» CHALLENGE:
Every line with the string "Renewal" should be gathered.

--- Start ---

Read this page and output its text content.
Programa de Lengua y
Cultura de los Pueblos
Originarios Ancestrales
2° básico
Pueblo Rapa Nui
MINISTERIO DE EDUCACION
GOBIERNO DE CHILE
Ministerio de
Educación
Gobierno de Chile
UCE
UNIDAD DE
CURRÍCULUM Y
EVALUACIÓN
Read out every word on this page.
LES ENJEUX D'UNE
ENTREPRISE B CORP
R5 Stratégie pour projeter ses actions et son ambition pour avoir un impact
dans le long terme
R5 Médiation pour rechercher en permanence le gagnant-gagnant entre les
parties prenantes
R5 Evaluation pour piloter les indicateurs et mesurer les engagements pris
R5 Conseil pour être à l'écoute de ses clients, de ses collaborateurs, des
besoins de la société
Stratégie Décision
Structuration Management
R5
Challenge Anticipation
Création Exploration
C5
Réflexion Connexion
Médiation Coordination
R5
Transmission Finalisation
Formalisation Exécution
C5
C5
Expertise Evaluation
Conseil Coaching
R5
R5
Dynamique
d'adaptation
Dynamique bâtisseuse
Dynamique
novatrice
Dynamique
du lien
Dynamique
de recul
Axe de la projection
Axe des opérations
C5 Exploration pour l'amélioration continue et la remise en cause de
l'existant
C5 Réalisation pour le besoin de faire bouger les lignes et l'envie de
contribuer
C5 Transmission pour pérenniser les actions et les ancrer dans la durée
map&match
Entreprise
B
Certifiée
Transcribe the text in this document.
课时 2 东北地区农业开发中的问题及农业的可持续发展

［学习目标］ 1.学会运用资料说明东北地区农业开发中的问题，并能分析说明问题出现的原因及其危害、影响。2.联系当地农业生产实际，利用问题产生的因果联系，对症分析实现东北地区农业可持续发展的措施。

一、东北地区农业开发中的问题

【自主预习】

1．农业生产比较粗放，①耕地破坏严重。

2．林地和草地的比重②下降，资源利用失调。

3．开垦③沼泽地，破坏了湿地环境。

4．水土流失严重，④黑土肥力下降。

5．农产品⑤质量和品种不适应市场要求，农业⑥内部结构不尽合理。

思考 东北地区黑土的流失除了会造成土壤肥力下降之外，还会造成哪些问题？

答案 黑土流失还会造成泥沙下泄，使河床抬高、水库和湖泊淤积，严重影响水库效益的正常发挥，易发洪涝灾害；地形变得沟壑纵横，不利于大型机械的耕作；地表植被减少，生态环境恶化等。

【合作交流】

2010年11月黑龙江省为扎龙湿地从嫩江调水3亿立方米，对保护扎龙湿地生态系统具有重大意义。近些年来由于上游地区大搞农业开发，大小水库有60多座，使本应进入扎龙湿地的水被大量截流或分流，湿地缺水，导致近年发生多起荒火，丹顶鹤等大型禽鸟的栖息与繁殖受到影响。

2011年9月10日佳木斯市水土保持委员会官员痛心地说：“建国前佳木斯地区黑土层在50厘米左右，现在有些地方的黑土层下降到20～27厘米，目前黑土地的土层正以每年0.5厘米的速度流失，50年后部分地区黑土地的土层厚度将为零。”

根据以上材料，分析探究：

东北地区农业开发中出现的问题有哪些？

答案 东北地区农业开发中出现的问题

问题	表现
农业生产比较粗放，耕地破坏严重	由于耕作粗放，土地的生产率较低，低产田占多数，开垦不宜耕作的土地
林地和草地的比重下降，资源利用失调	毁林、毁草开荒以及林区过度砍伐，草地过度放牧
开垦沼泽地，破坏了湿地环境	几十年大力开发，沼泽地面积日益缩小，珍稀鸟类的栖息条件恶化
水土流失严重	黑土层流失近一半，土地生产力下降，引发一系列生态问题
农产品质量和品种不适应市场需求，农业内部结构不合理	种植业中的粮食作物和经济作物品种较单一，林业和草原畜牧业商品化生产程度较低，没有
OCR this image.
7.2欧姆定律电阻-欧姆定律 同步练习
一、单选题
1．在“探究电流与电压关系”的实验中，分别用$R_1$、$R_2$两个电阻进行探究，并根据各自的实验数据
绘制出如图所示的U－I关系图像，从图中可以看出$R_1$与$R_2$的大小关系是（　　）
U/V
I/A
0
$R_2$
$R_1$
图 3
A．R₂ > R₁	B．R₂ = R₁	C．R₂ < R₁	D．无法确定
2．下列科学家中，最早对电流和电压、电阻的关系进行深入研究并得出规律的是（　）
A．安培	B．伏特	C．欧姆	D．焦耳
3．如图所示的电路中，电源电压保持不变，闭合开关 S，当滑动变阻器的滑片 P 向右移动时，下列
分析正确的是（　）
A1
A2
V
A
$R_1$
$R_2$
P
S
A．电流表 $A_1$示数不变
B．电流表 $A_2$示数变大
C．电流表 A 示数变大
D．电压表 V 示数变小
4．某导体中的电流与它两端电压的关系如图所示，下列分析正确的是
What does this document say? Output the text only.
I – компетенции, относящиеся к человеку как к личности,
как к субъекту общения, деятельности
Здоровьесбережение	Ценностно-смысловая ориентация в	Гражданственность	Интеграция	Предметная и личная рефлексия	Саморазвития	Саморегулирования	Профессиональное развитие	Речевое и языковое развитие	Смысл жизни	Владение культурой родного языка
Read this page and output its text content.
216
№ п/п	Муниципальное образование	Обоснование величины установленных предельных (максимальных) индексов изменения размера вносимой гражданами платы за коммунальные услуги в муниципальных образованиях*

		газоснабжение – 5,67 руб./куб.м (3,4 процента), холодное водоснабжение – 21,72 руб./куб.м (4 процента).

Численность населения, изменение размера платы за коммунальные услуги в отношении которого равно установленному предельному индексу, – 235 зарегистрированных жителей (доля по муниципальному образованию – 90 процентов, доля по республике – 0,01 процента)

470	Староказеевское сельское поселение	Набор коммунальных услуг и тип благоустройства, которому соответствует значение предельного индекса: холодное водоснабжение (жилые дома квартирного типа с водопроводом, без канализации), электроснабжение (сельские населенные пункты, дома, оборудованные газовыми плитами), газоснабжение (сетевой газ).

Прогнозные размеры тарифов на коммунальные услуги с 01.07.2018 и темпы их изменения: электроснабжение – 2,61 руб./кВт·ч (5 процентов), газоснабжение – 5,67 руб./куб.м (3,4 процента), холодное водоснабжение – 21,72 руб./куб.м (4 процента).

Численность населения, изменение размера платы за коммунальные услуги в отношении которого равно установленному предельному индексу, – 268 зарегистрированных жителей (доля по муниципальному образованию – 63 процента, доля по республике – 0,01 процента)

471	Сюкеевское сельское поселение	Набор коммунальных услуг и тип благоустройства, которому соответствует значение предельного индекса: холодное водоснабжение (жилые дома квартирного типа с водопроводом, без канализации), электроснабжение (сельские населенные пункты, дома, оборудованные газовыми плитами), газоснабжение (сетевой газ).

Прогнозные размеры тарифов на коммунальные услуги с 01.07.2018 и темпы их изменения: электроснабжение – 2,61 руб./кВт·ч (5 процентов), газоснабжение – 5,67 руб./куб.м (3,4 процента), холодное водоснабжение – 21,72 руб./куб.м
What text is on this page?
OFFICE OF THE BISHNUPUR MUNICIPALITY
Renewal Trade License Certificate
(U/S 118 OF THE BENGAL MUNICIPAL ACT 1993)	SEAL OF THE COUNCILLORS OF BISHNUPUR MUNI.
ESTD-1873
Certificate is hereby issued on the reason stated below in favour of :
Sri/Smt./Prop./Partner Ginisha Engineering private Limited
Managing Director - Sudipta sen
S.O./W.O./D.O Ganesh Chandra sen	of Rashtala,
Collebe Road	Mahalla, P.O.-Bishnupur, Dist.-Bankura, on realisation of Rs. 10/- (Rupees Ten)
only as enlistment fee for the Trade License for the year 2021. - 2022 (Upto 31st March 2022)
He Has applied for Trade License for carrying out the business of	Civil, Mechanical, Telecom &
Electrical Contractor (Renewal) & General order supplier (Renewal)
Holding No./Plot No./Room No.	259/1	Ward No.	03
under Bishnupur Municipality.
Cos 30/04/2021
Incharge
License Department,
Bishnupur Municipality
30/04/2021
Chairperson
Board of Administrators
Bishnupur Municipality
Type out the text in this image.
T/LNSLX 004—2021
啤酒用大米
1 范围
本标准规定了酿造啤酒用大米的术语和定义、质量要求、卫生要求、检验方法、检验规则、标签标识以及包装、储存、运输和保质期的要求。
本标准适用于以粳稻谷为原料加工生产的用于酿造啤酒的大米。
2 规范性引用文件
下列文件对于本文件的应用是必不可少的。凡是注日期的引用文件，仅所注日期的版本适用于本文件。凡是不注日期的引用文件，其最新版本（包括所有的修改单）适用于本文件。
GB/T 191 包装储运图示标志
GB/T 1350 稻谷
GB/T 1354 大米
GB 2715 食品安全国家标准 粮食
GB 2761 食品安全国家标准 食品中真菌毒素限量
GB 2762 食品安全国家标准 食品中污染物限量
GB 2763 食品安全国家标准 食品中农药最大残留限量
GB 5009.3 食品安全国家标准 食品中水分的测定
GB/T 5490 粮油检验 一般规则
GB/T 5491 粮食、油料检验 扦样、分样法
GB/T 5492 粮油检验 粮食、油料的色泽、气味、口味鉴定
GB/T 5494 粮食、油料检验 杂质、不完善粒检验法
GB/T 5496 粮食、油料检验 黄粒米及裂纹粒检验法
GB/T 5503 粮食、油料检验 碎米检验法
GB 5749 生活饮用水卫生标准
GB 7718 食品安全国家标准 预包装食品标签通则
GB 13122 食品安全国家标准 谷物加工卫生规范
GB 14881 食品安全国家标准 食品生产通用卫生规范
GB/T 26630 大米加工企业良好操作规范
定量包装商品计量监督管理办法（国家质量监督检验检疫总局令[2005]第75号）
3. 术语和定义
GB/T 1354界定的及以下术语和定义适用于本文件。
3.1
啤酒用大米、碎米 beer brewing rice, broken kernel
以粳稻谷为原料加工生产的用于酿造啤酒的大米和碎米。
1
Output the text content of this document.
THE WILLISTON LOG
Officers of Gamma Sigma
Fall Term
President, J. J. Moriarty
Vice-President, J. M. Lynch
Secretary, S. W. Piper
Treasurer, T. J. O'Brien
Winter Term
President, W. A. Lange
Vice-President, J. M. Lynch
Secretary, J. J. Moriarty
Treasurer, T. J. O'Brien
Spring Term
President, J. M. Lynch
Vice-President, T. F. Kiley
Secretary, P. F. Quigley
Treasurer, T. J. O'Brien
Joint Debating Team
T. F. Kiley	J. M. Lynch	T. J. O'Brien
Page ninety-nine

--- End ---

» TASK RESPONSE:
Renewal Trade License Certificate
Electrical Contractor (Renewal) & General order supplier (Renewal)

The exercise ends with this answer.